(Dataset entries)
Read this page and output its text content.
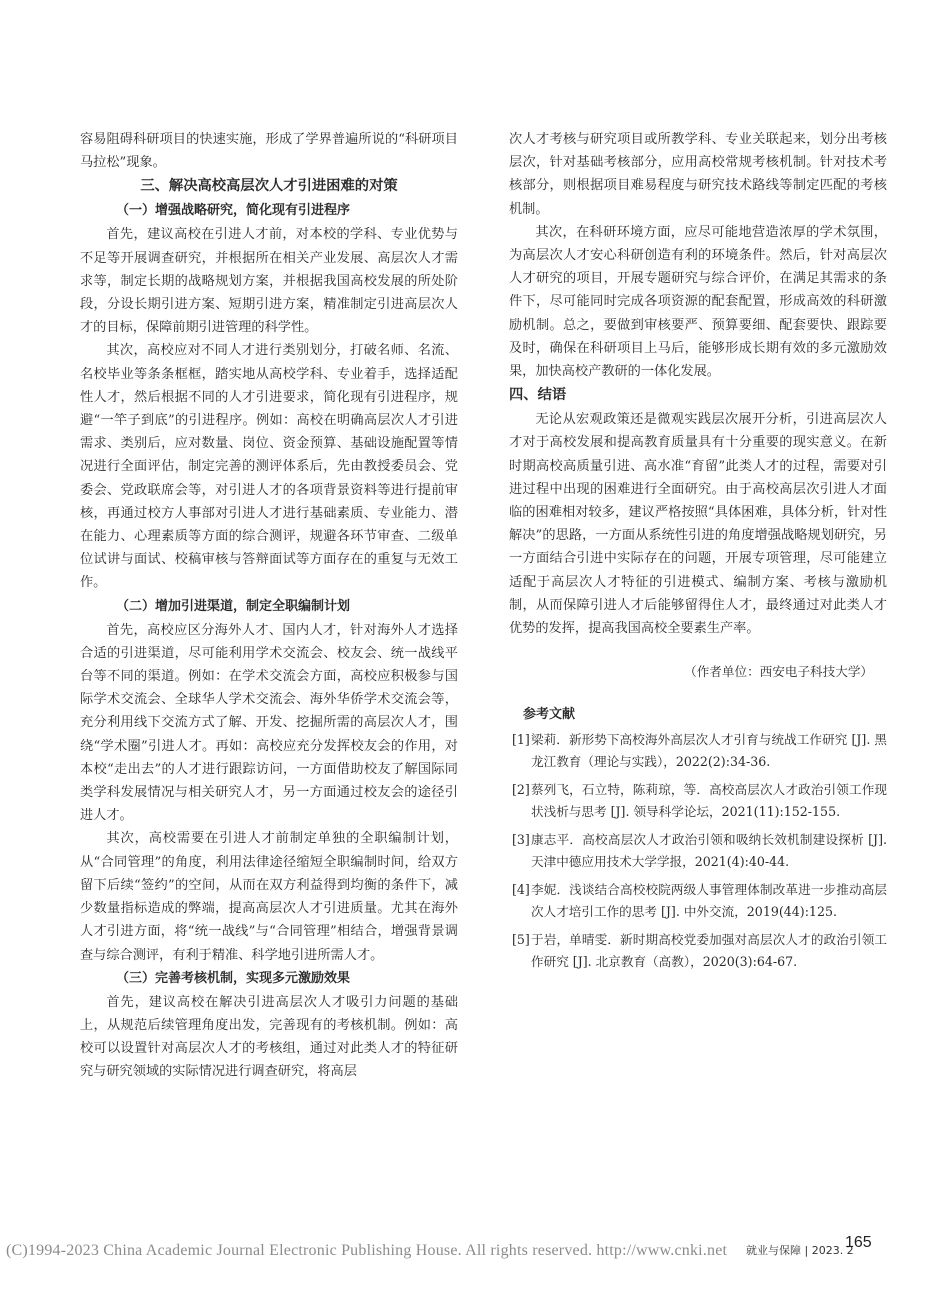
容易阻碍科研项目的快速实施，形成了学界普遍所说的“科研项目马拉松”现象。

三、解决高校高层次人才引进困难的对策
（一）增强战略研究，简化现有引进程序

首先，建议高校在引进人才前，对本校的学科、专业优势与不足等开展调查研究，并根据所在相关产业发展、高层次人才需求等，制定长期的战略规划方案，并根据我国高校发展的所处阶段，分设长期引进方案、短期引进方案，精准制定引进高层次人才的目标，保障前期引进管理的科学性。

其次，高校应对不同人才进行类别划分，打破名师、名流、名校毕业等条条框框，踏实地从高校学科、专业着手，选择适配性人才，然后根据不同的人才引进要求，简化现有引进程序，规避“一竿子到底”的引进程序。例如：高校在明确高层次人才引进需求、类别后，应对数量、岗位、资金预算、基础设施配置等情况进行全面评估，制定完善的测评体系后，先由教授委员会、党委会、党政联席会等，对引进人才的各项背景资料等进行提前审核，再通过校方人事部对引进人才进行基础素质、专业能力、潜在能力、心理素质等方面的综合测评，规避各环节审查、二级单位试讲与面试、校稿审核与答辩面试等方面存在的重复与无效工作。

（二）增加引进渠道，制定全职编制计划

首先，高校应区分海外人才、国内人才，针对海外人才选择合适的引进渠道，尽可能利用学术交流会、校友会、统一战线平台等不同的渠道。例如：在学术交流会方面，高校应积极参与国际学术交流会、全球华人学术交流会、海外华侨学术交流会等，充分利用线下交流方式了解、开发、挖掘所需的高层次人才，围绕“学术圈”引进人才。再如：高校应充分发挥校友会的作用，对本校“走出去”的人才进行跟踪访问，一方面借助校友了解国际同类学科发展情况与相关研究人才，另一方面通过校友会的途径引进人才。

其次，高校需要在引进人才前制定单独的全职编制计划，从“合同管理”的角度，利用法律途径缩短全职编制时间，给双方留下后续“签约”的空间，从而在双方利益得到均衡的条件下，减少数量指标造成的弊端，提高高层次人才引进质量。尤其在海外人才引进方面，将“统一战线”与“合同管理”相结合，增强背景调查与综合测评，有利于精准、科学地引进所需人才。

（三）完善考核机制，实现多元激励效果

首先，建议高校在解决引进高层次人才吸引力问题的基础上，从规范后续管理角度出发，完善现有的考核机制。例如：高校可以设置针对高层次人才的考核组，通过对此类人才的特征研究与研究领域的实际情况进行调查研究，将高层

次人才考核与研究项目或所教学科、专业关联起来，划分出考核层次，针对基础考核部分，应用高校常规考核机制。针对技术考核部分，则根据项目难易程度与研究技术路线等制定匹配的考核机制。

其次，在科研环境方面，应尽可能地营造浓厚的学术氛围，为高层次人才安心科研创造有利的环境条件。然后，针对高层次人才研究的项目，开展专题研究与综合评价，在满足其需求的条件下，尽可能同时完成各项资源的配套配置，形成高效的科研激励机制。总之，要做到审核要严、预算要细、配套要快、跟踪要及时，确保在科研项目上马后，能够形成长期有效的多元激励效果，加快高校产教研的一体化发展。

四、结语

无论从宏观政策还是微观实践层次展开分析，引进高层次人才对于高校发展和提高教育质量具有十分重要的现实意义。在新时期高校高质量引进、高水准“育留”此类人才的过程，需要对引进过程中出现的困难进行全面研究。由于高校高层次引进人才面临的困难相对较多，建议严格按照“具体困难，具体分析，针对性解决”的思路，一方面从系统性引进的角度增强战略规划研究，另一方面结合引进中实际存在的问题，开展专项管理，尽可能建立适配于高层次人才特征的引进模式、编制方案、考核与激励机制，从而保障引进人才后能够留得住人才，最终通过对此类人才优势的发挥，提高我国高校全要素生产率。

（作者单位：西安电子科技大学）

参考文献
[1] 梁莉．新形势下高校海外高层次人才引育与统战工作研究 [J]. 黑龙江教育（理论与实践），2022(2):34-36.
[2] 蔡列飞，石立特，陈莉琼，等．高校高层次人才政治引领工作现状浅析与思考 [J]. 领导科学论坛，2021(11):152-155.
[3] 康志平．高校高层次人才政治引领和吸纳长效机制建设探析 [J]. 天津中德应用技术大学学报，2021(4):40-44.
[4] 李妮．浅谈结合高校校院两级人事管理体制改革进一步推动高层次人才培引工作的思考 [J]. 中外交流，2019(44):125.
[5] 于岩，单晴雯．新时期高校党委加强对高层次人才的政治引领工作研究 [J]. 北京教育（高教），2020(3):64-67.
(C)1994-2023 China Academic Journal Electronic Publishing House. All rights reserved. http://www.cnki.net 就业与保障 | 2023. 2
165
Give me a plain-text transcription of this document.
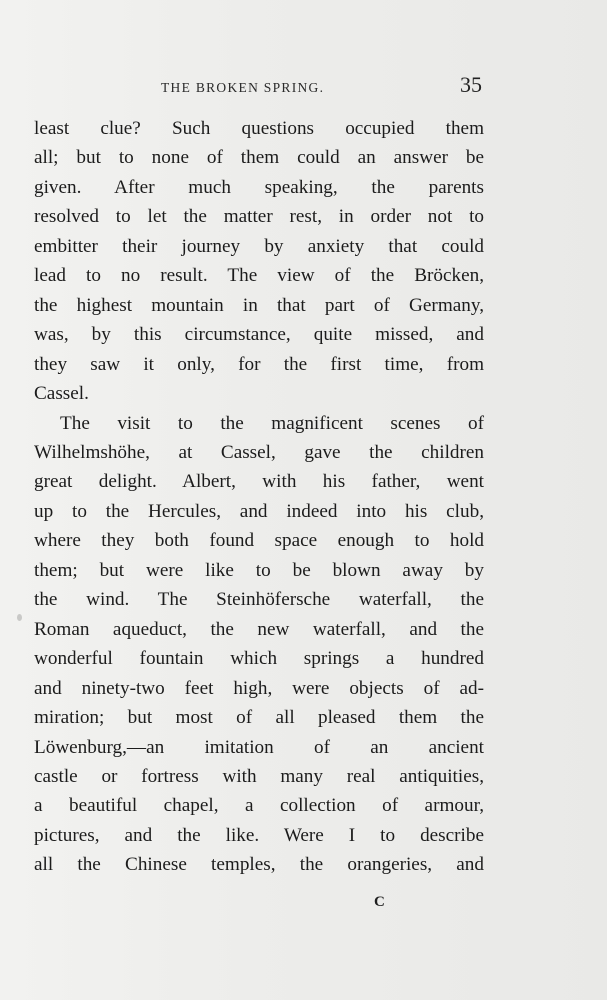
THE BROKEN SPRING.	35
least clue? Such questions occupied them
all; but to none of them could an answer be
given. After much speaking, the parents
resolved to let the matter rest, in order not to
embitter their journey by anxiety that could
lead to no result. The view of the Bröcken,
the highest mountain in that part of Germany,
was, by this circumstance, quite missed, and
they saw it only, for the first time, from
Cassel.
The visit to the magnificent scenes of
Wilhelmshöhe, at Cassel, gave the children
great delight. Albert, with his father, went
up to the Hercules, and indeed into his club,
where they both found space enough to hold
them; but were like to be blown away by
the wind. The Steinhöfersche waterfall, the
Roman aqueduct, the new waterfall, and the
wonderful fountain which springs a hundred
and ninety-two feet high, were objects of ad-
miration; but most of all pleased them the
Löwenburg,—an imitation of an ancient
castle or fortress with many real antiquities,
a beautiful chapel, a collection of armour,
pictures, and the like. Were I to describe
all the Chinese temples, the orangeries, and
C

Exercise instructions:
Go through the entries above and output them exactly, without pictures.

Answer to the exercise:
Read this page and output its text content.
容易阻碍科研项目的快速实施，形成了学界普遍所说的“科研项目马拉松”现象。

三、解决高校高层次人才引进困难的对策
（一）增强战略研究，简化现有引进程序

首先，建议高校在引进人才前，对本校的学科、专业优势与不足等开展调查研究，并根据所在相关产业发展、高层次人才需求等，制定长期的战略规划方案，并根据我国高校发展的所处阶段，分设长期引进方案、短期引进方案，精准制定引进高层次人才的目标，保障前期引进管理的科学性。

其次，高校应对不同人才进行类别划分，打破名师、名流、名校毕业等条条框框，踏实地从高校学科、专业着手，选择适配性人才，然后根据不同的人才引进要求，简化现有引进程序，规避“一竿子到底”的引进程序。例如：高校在明确高层次人才引进需求、类别后，应对数量、岗位、资金预算、基础设施配置等情况进行全面评估，制定完善的测评体系后，先由教授委员会、党委会、党政联席会等，对引进人才的各项背景资料等进行提前审核，再通过校方人事部对引进人才进行基础素质、专业能力、潜在能力、心理素质等方面的综合测评，规避各环节审查、二级单位试讲与面试、校稿审核与答辩面试等方面存在的重复与无效工作。

（二）增加引进渠道，制定全职编制计划

首先，高校应区分海外人才、国内人才，针对海外人才选择合适的引进渠道，尽可能利用学术交流会、校友会、统一战线平台等不同的渠道。例如：在学术交流会方面，高校应积极参与国际学术交流会、全球华人学术交流会、海外华侨学术交流会等，充分利用线下交流方式了解、开发、挖掘所需的高层次人才，围绕“学术圈”引进人才。再如：高校应充分发挥校友会的作用，对本校“走出去”的人才进行跟踪访问，一方面借助校友了解国际同类学科发展情况与相关研究人才，另一方面通过校友会的途径引进人才。

其次，高校需要在引进人才前制定单独的全职编制计划，从“合同管理”的角度，利用法律途径缩短全职编制时间，给双方留下后续“签约”的空间，从而在双方利益得到均衡的条件下，减少数量指标造成的弊端，提高高层次人才引进质量。尤其在海外人才引进方面，将“统一战线”与“合同管理”相结合，增强背景调查与综合测评，有利于精准、科学地引进所需人才。

（三）完善考核机制，实现多元激励效果

首先，建议高校在解决引进高层次人才吸引力问题的基础上，从规范后续管理角度出发，完善现有的考核机制。例如：高校可以设置针对高层次人才的考核组，通过对此类人才的特征研究与研究领域的实际情况进行调查研究，将高层

次人才考核与研究项目或所教学科、专业关联起来，划分出考核层次，针对基础考核部分，应用高校常规考核机制。针对技术考核部分，则根据项目难易程度与研究技术路线等制定匹配的考核机制。

其次，在科研环境方面，应尽可能地营造浓厚的学术氛围，为高层次人才安心科研创造有利的环境条件。然后，针对高层次人才研究的项目，开展专题研究与综合评价，在满足其需求的条件下，尽可能同时完成各项资源的配套配置，形成高效的科研激励机制。总之，要做到审核要严、预算要细、配套要快、跟踪要及时，确保在科研项目上马后，能够形成长期有效的多元激励效果，加快高校产教研的一体化发展。

四、结语

无论从宏观政策还是微观实践层次展开分析，引进高层次人才对于高校发展和提高教育质量具有十分重要的现实意义。在新时期高校高质量引进、高水准“育留”此类人才的过程，需要对引进过程中出现的困难进行全面研究。由于高校高层次引进人才面临的困难相对较多，建议严格按照“具体困难，具体分析，针对性解决”的思路，一方面从系统性引进的角度增强战略规划研究，另一方面结合引进中实际存在的问题，开展专项管理，尽可能建立适配于高层次人才特征的引进模式、编制方案、考核与激励机制，从而保障引进人才后能够留得住人才，最终通过对此类人才优势的发挥，提高我国高校全要素生产率。

（作者单位：西安电子科技大学）

参考文献
[1] 梁莉．新形势下高校海外高层次人才引育与统战工作研究 [J]. 黑龙江教育（理论与实践），2022(2):34-36.
[2] 蔡列飞，石立特，陈莉琼，等．高校高层次人才政治引领工作现状浅析与思考 [J]. 领导科学论坛，2021(11):152-155.
[3] 康志平．高校高层次人才政治引领和吸纳长效机制建设探析 [J]. 天津中德应用技术大学学报，2021(4):40-44.
[4] 李妮．浅谈结合高校校院两级人事管理体制改革进一步推动高层次人才培引工作的思考 [J]. 中外交流，2019(44):125.
[5] 于岩，单晴雯．新时期高校党委加强对高层次人才的政治引领工作研究 [J]. 北京教育（高教），2020(3):64-67.
(C)1994-2023 China Academic Journal Electronic Publishing House. All rights reserved. http://www.cnki.net 就业与保障 | 2023. 2
165
Give me a plain-text transcription of this document.
THE BROKEN SPRING.	35
least clue? Such questions occupied them
all; but to none of them could an answer be
given. After much speaking, the parents
resolved to let the matter rest, in order not to
embitter their journey by anxiety that could
lead to no result. The view of the Bröcken,
the highest mountain in that part of Germany,
was, by this circumstance, quite missed, and
they saw it only, for the first time, from
Cassel.
The visit to the magnificent scenes of
Wilhelmshöhe, at Cassel, gave the children
great delight. Albert, with his father, went
up to the Hercules, and indeed into his club,
where they both found space enough to hold
them; but were like to be blown away by
the wind. The Steinhöfersche waterfall, the
Roman aqueduct, the new waterfall, and the
wonderful fountain which springs a hundred
and ninety-two feet high, were objects of ad-
miration; but most of all pleased them the
Löwenburg,—an imitation of an ancient
castle or fortress with many real antiquities,
a beautiful chapel, a collection of armour,
pictures, and the like. Were I to describe
all the Chinese temples, the orangeries, and
C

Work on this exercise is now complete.